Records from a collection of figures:
— Start —
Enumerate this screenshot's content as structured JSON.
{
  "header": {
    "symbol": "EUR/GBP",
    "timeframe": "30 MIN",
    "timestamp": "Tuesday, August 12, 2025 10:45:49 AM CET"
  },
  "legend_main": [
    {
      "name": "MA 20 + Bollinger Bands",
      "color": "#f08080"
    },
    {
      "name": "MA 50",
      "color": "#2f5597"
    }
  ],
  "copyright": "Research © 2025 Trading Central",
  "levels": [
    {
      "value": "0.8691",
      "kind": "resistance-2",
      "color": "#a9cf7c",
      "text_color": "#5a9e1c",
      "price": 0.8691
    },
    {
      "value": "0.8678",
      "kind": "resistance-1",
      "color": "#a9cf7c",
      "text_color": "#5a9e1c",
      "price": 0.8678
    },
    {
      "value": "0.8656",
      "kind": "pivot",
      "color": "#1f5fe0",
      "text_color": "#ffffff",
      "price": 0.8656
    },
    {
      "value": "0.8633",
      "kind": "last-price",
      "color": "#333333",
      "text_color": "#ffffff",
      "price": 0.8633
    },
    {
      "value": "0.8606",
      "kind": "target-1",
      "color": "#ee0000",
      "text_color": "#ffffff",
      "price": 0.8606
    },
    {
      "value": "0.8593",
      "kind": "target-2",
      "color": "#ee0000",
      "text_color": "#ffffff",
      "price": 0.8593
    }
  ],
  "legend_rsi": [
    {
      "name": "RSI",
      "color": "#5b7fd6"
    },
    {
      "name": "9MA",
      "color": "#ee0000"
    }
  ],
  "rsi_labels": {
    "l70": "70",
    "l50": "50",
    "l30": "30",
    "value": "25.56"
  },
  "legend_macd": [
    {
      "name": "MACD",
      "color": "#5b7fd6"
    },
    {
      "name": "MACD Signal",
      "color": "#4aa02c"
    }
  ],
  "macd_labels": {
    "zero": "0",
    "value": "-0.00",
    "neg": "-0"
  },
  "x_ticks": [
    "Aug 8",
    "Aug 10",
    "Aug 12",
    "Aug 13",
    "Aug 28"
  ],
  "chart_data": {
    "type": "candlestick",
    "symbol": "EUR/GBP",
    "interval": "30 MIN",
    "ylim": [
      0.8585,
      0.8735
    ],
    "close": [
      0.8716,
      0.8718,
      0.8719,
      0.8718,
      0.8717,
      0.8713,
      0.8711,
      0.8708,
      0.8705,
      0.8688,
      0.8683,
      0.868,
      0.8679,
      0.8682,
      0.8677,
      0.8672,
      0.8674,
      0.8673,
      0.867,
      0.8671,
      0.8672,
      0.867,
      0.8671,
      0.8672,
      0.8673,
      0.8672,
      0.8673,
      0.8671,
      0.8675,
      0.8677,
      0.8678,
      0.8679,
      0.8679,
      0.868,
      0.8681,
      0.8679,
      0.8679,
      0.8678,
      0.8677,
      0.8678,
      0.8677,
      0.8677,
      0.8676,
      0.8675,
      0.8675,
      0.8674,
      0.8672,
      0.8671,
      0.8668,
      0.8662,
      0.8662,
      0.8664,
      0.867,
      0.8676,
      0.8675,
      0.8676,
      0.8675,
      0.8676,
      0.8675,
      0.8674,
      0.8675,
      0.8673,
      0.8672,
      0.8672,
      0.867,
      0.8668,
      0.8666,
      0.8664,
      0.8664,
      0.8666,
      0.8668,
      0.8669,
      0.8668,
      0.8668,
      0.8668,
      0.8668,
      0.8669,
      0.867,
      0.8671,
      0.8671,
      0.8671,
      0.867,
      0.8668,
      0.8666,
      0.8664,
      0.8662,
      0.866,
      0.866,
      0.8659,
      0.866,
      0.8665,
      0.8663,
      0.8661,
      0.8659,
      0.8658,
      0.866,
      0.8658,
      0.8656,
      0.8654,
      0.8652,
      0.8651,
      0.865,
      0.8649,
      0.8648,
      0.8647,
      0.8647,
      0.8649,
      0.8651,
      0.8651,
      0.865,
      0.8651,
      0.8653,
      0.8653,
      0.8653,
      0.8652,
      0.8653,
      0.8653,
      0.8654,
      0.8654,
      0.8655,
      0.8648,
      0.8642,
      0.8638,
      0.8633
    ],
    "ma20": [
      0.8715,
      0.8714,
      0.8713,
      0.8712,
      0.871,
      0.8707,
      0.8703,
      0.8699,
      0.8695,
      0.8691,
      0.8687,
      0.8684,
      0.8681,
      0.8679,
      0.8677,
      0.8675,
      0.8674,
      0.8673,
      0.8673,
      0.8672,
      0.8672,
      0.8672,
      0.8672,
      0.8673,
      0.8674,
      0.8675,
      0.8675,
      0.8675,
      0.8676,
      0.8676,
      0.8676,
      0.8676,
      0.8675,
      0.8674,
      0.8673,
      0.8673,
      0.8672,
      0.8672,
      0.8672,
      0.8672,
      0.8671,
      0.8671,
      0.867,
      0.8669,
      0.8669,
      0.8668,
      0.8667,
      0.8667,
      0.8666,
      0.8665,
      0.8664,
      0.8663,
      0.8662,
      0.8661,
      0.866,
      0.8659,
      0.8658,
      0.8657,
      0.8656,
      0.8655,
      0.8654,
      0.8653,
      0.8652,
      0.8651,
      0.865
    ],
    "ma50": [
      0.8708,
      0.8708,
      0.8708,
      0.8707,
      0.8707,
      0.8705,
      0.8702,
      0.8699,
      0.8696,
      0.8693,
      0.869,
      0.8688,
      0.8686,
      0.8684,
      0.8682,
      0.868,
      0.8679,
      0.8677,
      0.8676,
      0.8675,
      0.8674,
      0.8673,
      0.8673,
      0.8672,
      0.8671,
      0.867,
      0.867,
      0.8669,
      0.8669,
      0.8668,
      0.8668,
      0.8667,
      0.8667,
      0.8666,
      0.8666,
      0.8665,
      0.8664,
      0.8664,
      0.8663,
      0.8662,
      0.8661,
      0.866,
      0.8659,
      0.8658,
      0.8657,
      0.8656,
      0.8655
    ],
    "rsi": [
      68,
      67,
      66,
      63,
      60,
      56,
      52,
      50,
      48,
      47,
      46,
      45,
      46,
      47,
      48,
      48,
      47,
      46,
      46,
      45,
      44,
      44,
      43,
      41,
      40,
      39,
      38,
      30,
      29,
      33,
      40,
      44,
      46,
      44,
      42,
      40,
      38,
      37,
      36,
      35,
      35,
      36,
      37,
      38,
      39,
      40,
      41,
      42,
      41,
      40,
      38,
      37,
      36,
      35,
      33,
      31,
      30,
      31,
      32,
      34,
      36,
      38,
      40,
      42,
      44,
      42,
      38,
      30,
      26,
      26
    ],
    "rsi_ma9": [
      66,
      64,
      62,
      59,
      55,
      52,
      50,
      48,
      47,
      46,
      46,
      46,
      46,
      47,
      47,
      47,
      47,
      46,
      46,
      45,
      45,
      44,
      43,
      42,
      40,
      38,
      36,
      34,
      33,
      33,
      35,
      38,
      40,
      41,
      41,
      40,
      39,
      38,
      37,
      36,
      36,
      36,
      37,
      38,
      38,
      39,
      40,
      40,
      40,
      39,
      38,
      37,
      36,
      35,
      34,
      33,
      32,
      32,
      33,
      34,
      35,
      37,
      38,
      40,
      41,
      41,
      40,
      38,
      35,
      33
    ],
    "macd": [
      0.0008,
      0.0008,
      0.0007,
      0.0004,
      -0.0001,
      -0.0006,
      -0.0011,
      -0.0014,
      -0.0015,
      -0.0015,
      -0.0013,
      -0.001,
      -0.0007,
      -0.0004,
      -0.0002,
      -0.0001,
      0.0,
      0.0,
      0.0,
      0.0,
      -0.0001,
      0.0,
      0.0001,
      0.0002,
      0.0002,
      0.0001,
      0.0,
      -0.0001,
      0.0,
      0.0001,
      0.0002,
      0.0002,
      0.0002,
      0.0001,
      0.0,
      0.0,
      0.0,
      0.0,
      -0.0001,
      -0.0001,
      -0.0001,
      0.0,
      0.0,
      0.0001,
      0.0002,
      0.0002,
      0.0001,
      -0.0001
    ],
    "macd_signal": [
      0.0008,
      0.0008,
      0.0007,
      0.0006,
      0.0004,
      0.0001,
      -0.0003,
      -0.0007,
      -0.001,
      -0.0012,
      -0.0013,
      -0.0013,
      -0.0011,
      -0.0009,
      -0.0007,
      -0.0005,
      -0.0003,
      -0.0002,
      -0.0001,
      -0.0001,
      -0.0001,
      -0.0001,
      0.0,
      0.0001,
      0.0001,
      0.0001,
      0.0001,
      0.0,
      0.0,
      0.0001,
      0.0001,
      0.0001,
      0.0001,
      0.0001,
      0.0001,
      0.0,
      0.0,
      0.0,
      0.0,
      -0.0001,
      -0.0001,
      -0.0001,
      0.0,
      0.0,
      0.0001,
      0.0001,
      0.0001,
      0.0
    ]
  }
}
— End —
▶ INSTRUCTIONS TO FOLLOW
Figure out how many lines above include the string "name", then report that number and nothing else.

▶ FINAL RESULT
6